--- start ---

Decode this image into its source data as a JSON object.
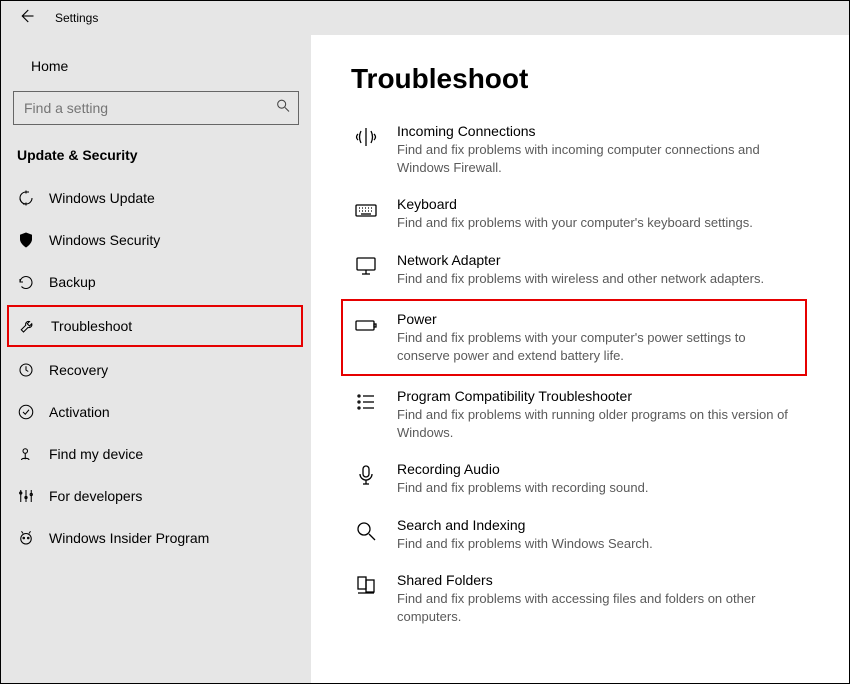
{
  "titlebar": {
    "title": "Settings"
  },
  "sidebar": {
    "home_label": "Home",
    "search_placeholder": "Find a setting",
    "category_label": "Update & Security",
    "items": [
      {
        "label": "Windows Update"
      },
      {
        "label": "Windows Security"
      },
      {
        "label": "Backup"
      },
      {
        "label": "Troubleshoot"
      },
      {
        "label": "Recovery"
      },
      {
        "label": "Activation"
      },
      {
        "label": "Find my device"
      },
      {
        "label": "For developers"
      },
      {
        "label": "Windows Insider Program"
      }
    ]
  },
  "main": {
    "title": "Troubleshoot",
    "items": [
      {
        "title": "Incoming Connections",
        "desc": "Find and fix problems with incoming computer connections and Windows Firewall."
      },
      {
        "title": "Keyboard",
        "desc": "Find and fix problems with your computer's keyboard settings."
      },
      {
        "title": "Network Adapter",
        "desc": "Find and fix problems with wireless and other network adapters."
      },
      {
        "title": "Power",
        "desc": "Find and fix problems with your computer's power settings to conserve power and extend battery life."
      },
      {
        "title": "Program Compatibility Troubleshooter",
        "desc": "Find and fix problems with running older programs on this version of Windows."
      },
      {
        "title": "Recording Audio",
        "desc": "Find and fix problems with recording sound."
      },
      {
        "title": "Search and Indexing",
        "desc": "Find and fix problems with Windows Search."
      },
      {
        "title": "Shared Folders",
        "desc": "Find and fix problems with accessing files and folders on other computers."
      }
    ]
  }
}
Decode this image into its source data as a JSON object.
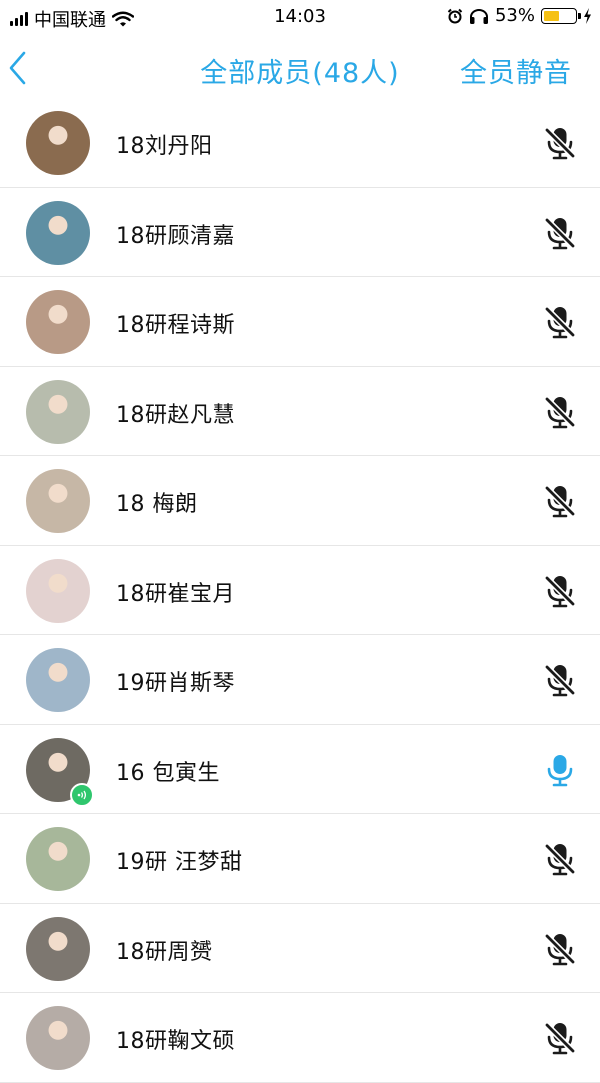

--- end ---

Copy all the lines above that hold the string "with".

RESULT FOR THIS EXERCISE »
        "desc": "Find and fix problems with incoming computer connections and Windows Firewall."
        "desc": "Find and fix problems with your computer's keyboard settings."
        "desc": "Find and fix problems with wireless and other network adapters."
        "desc": "Find and fix problems with your computer's power settings to conserve power and extend battery life."
        "desc": "Find and fix problems with running older programs on this version of Windows."
        "desc": "Find and fix problems with recording sound."
        "desc": "Find and fix problems with Windows Search."
        "desc": "Find and fix problems with accessing files and folders on other computers."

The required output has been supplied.